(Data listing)
________________

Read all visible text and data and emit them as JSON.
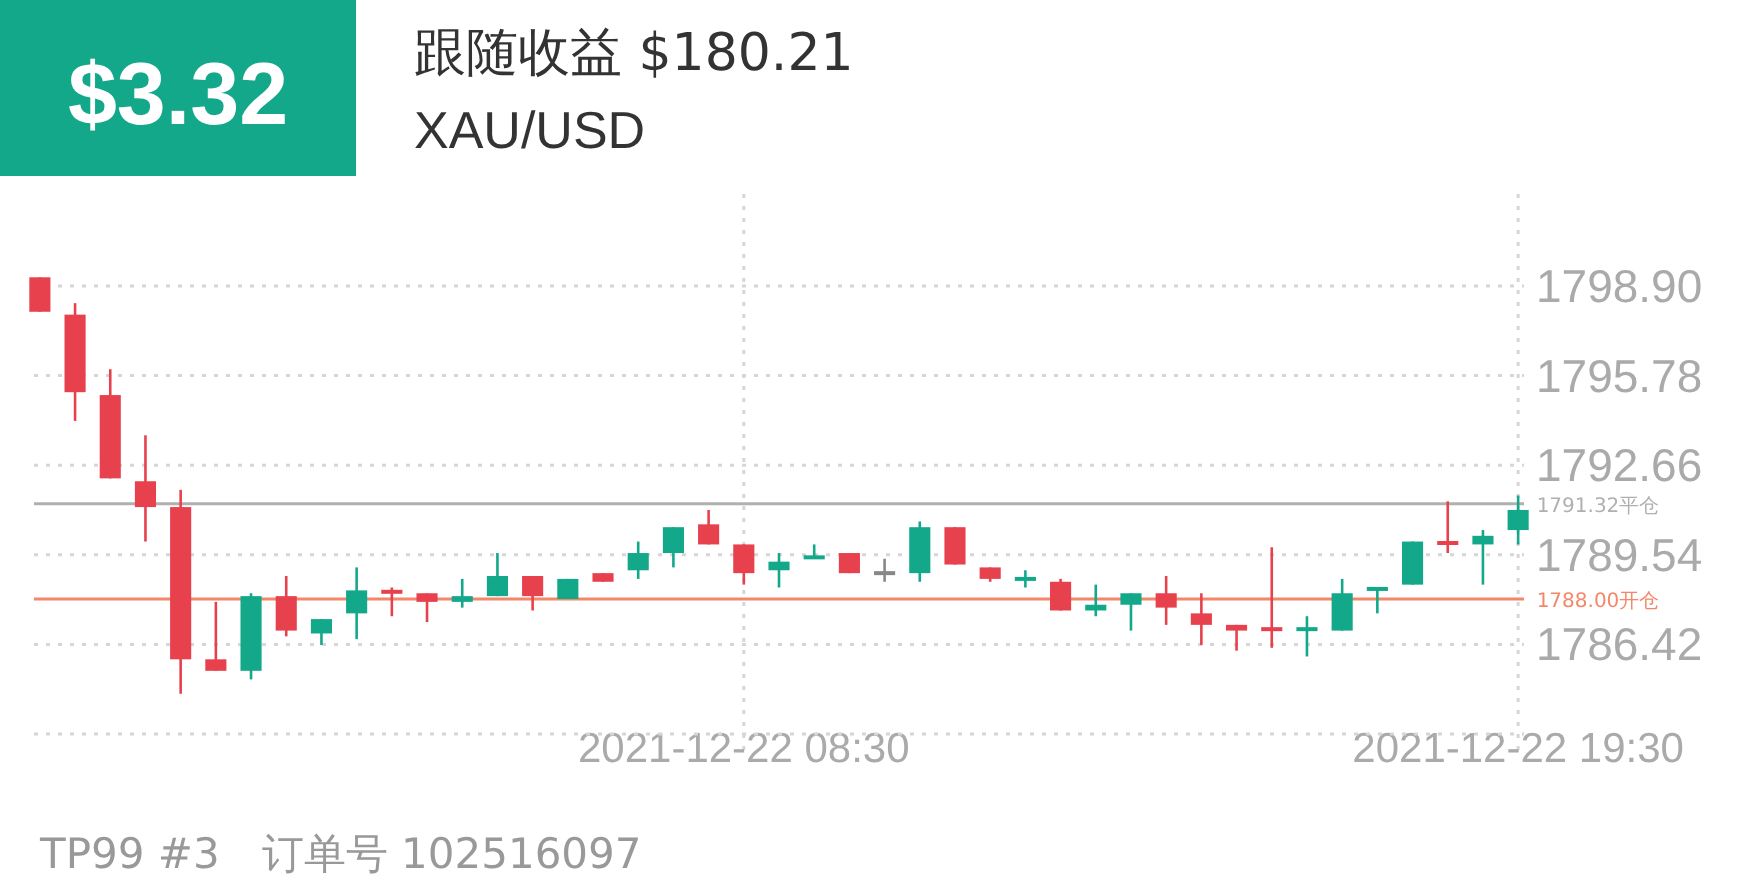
{
  "chart_data": {
    "type": "candlestick",
    "title": "跟随收益 $180.21",
    "subtitle": "XAU/USD",
    "annotations": [
      "$3.32",
      "TP99 #3　订单号 102516097"
    ],
    "x": [
      "2021-12-21T22:30",
      "2021-12-21T23:00",
      "2021-12-21T23:30",
      "2021-12-22T00:00",
      "2021-12-22T00:30",
      "2021-12-22T01:00",
      "2021-12-22T01:30",
      "2021-12-22T02:00",
      "2021-12-22T02:30",
      "2021-12-22T03:00",
      "2021-12-22T03:30",
      "2021-12-22T04:00",
      "2021-12-22T04:30",
      "2021-12-22T05:00",
      "2021-12-22T05:30",
      "2021-12-22T06:00",
      "2021-12-22T06:30",
      "2021-12-22T07:00",
      "2021-12-22T07:30",
      "2021-12-22T08:00",
      "2021-12-22T08:30",
      "2021-12-22T09:00",
      "2021-12-22T09:30",
      "2021-12-22T10:00",
      "2021-12-22T10:30",
      "2021-12-22T11:00",
      "2021-12-22T11:30",
      "2021-12-22T12:00",
      "2021-12-22T12:30",
      "2021-12-22T13:00",
      "2021-12-22T13:30",
      "2021-12-22T14:00",
      "2021-12-22T14:30",
      "2021-12-22T15:00",
      "2021-12-22T15:30",
      "2021-12-22T16:00",
      "2021-12-22T16:30",
      "2021-12-22T17:00",
      "2021-12-22T17:30",
      "2021-12-22T18:00",
      "2021-12-22T18:30",
      "2021-12-22T19:00",
      "2021-12-22T19:30"
    ],
    "ohlc": [
      [
        1799.2,
        1799.2,
        1798.0,
        1798.0
      ],
      [
        1797.9,
        1798.3,
        1794.2,
        1795.2
      ],
      [
        1795.1,
        1796.0,
        1792.2,
        1792.2
      ],
      [
        1792.1,
        1793.7,
        1790.0,
        1791.2
      ],
      [
        1791.2,
        1791.8,
        1784.7,
        1785.9
      ],
      [
        1785.9,
        1787.9,
        1785.5,
        1785.5
      ],
      [
        1785.5,
        1788.2,
        1785.2,
        1788.1
      ],
      [
        1788.1,
        1788.8,
        1786.7,
        1786.9
      ],
      [
        1786.8,
        1787.3,
        1786.4,
        1787.3
      ],
      [
        1787.5,
        1789.1,
        1786.6,
        1788.3
      ],
      [
        1788.3,
        1788.4,
        1787.4,
        1788.2
      ],
      [
        1788.2,
        1788.2,
        1787.2,
        1787.9
      ],
      [
        1787.9,
        1788.7,
        1787.7,
        1788.1
      ],
      [
        1788.1,
        1789.6,
        1788.1,
        1788.8
      ],
      [
        1788.8,
        1788.8,
        1787.6,
        1788.1
      ],
      [
        1788.0,
        1788.7,
        1788.0,
        1788.7
      ],
      [
        1788.9,
        1788.9,
        1788.6,
        1788.6
      ],
      [
        1789.0,
        1790.0,
        1788.7,
        1789.6
      ],
      [
        1789.6,
        1790.5,
        1789.1,
        1790.5
      ],
      [
        1790.6,
        1791.1,
        1789.9,
        1789.9
      ],
      [
        1789.9,
        1789.9,
        1788.5,
        1788.9
      ],
      [
        1789.0,
        1789.6,
        1788.4,
        1789.3
      ],
      [
        1789.4,
        1789.9,
        1789.4,
        1789.5
      ],
      [
        1789.6,
        1789.6,
        1788.9,
        1788.9
      ],
      [
        1788.9,
        1789.4,
        1788.6,
        1788.9
      ],
      [
        1788.9,
        1790.7,
        1788.6,
        1790.5
      ],
      [
        1790.5,
        1790.5,
        1789.2,
        1789.2
      ],
      [
        1789.1,
        1789.1,
        1788.6,
        1788.7
      ],
      [
        1788.68,
        1789.0,
        1788.4,
        1788.72
      ],
      [
        1788.6,
        1788.7,
        1787.6,
        1787.6
      ],
      [
        1787.6,
        1788.5,
        1787.4,
        1787.8
      ],
      [
        1787.8,
        1788.2,
        1786.9,
        1788.2
      ],
      [
        1788.2,
        1788.8,
        1787.1,
        1787.7
      ],
      [
        1787.5,
        1788.2,
        1786.4,
        1787.1
      ],
      [
        1787.1,
        1787.1,
        1786.2,
        1786.9
      ],
      [
        1787.0,
        1789.8,
        1786.3,
        1786.9
      ],
      [
        1786.9,
        1787.4,
        1786.0,
        1787.0
      ],
      [
        1786.9,
        1788.7,
        1786.9,
        1788.2
      ],
      [
        1788.3,
        1788.4,
        1787.5,
        1788.4
      ],
      [
        1788.5,
        1790.0,
        1788.5,
        1790.0
      ],
      [
        1790.0,
        1791.4,
        1789.6,
        1789.9
      ],
      [
        1789.9,
        1790.4,
        1788.5,
        1790.2
      ],
      [
        1790.4,
        1791.6,
        1789.9,
        1791.1
      ]
    ],
    "colors": [
      "#e8414e",
      "#e8414e",
      "#e8414e",
      "#e8414e",
      "#e8414e",
      "#e8414e",
      "#13a88a",
      "#e8414e",
      "#13a88a",
      "#13a88a",
      "#e8414e",
      "#e8414e",
      "#13a88a",
      "#13a88a",
      "#e8414e",
      "#13a88a",
      "#e8414e",
      "#13a88a",
      "#13a88a",
      "#e8414e",
      "#e8414e",
      "#13a88a",
      "#13a88a",
      "#e8414e",
      "#888888",
      "#13a88a",
      "#e8414e",
      "#e8414e",
      "#13a88a",
      "#e8414e",
      "#13a88a",
      "#13a88a",
      "#e8414e",
      "#e8414e",
      "#e8414e",
      "#e8414e",
      "#13a88a",
      "#13a88a",
      "#13a88a",
      "#13a88a",
      "#e8414e",
      "#13a88a",
      "#13a88a"
    ],
    "xlim": [
      "2021-12-21T22:25",
      "2021-12-22T19:35"
    ],
    "xticks": [
      {
        "value": "2021-12-22T08:30",
        "label": "2021-12-22 08:30"
      },
      {
        "value": "2021-12-22T19:30",
        "label": "2021-12-22 19:30"
      }
    ],
    "ylim": [
      1783.3,
      1802.1
    ],
    "yticks": [
      {
        "value": 1786.42,
        "label": "1786.42"
      },
      {
        "value": 1789.54,
        "label": "1789.54"
      },
      {
        "value": 1792.66,
        "label": "1792.66"
      },
      {
        "value": 1795.78,
        "label": "1795.78"
      },
      {
        "value": 1798.9,
        "label": "1798.90"
      }
    ],
    "ref_lines": [
      {
        "axis": "y",
        "value": 1791.32,
        "label": "1791.32平仓",
        "color": "#b0b0b0"
      },
      {
        "axis": "y",
        "value": 1788.0,
        "label": "1788.00开仓",
        "color": "#f4876a"
      }
    ],
    "grid": true
  }
}
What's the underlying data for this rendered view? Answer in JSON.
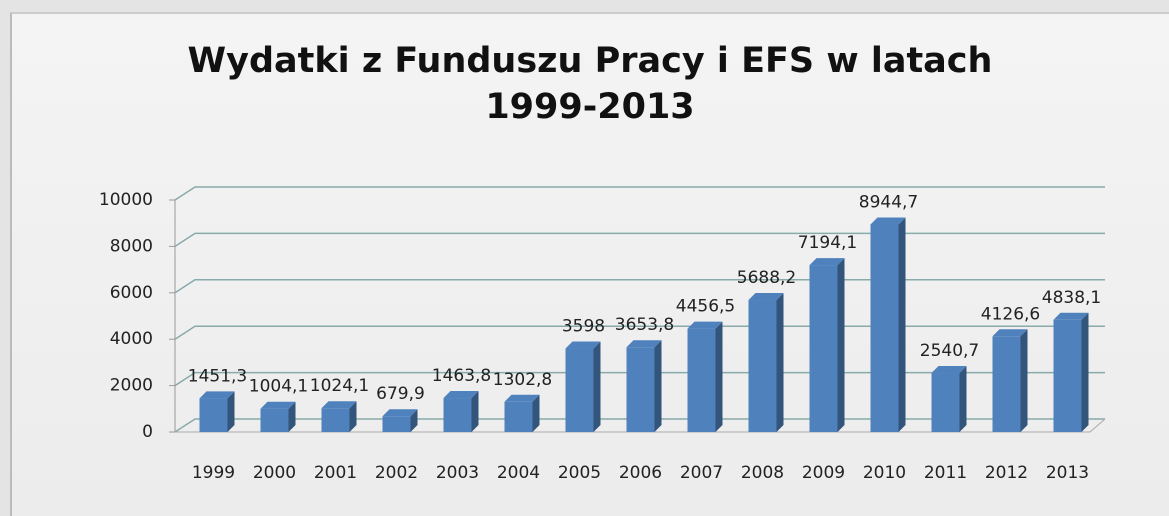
{
  "chart_data": {
    "type": "bar3d",
    "title": "Wydatki z Funduszu Pracy i EFS w latach 1999-2013",
    "categories": [
      "1999",
      "2000",
      "2001",
      "2002",
      "2003",
      "2004",
      "2005",
      "2006",
      "2007",
      "2008",
      "2009",
      "2010",
      "2011",
      "2012",
      "2013"
    ],
    "values": [
      1451.3,
      1004.1,
      1024.1,
      679.9,
      1463.8,
      1302.8,
      3598,
      3653.8,
      4456.5,
      5688.2,
      7194.1,
      8944.7,
      2540.7,
      4126.6,
      4838.1
    ],
    "value_labels": [
      "1451,3",
      "1004,1",
      "1024,1",
      "679,9",
      "1463,8",
      "1302,8",
      "3598",
      "3653,8",
      "4456,5",
      "5688,2",
      "7194,1",
      "8944,7",
      "2540,7",
      "4126,6",
      "4838,1"
    ],
    "color": "#4f81bd",
    "ylim": [
      0,
      10000
    ],
    "yticks": [
      0,
      2000,
      4000,
      6000,
      8000,
      10000
    ],
    "grid": true
  }
}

________________

### Problem statement
From the line that holds "What's the underlying" to the last line of the records, please copy each line exactly and nothing else. Pictures stay out.

### Complete output
What's the underlying data for this rendered view? Answer in JSON.
{
  "chart_data": {
    "type": "bar3d",
    "title": "Wydatki z Funduszu Pracy i EFS w latach 1999-2013",
    "categories": [
      "1999",
      "2000",
      "2001",
      "2002",
      "2003",
      "2004",
      "2005",
      "2006",
      "2007",
      "2008",
      "2009",
      "2010",
      "2011",
      "2012",
      "2013"
    ],
    "values": [
      1451.3,
      1004.1,
      1024.1,
      679.9,
      1463.8,
      1302.8,
      3598,
      3653.8,
      4456.5,
      5688.2,
      7194.1,
      8944.7,
      2540.7,
      4126.6,
      4838.1
    ],
    "value_labels": [
      "1451,3",
      "1004,1",
      "1024,1",
      "679,9",
      "1463,8",
      "1302,8",
      "3598",
      "3653,8",
      "4456,5",
      "5688,2",
      "7194,1",
      "8944,7",
      "2540,7",
      "4126,6",
      "4838,1"
    ],
    "color": "#4f81bd",
    "ylim": [
      0,
      10000
    ],
    "yticks": [
      0,
      2000,
      4000,
      6000,
      8000,
      10000
    ],
    "grid": true
  }
}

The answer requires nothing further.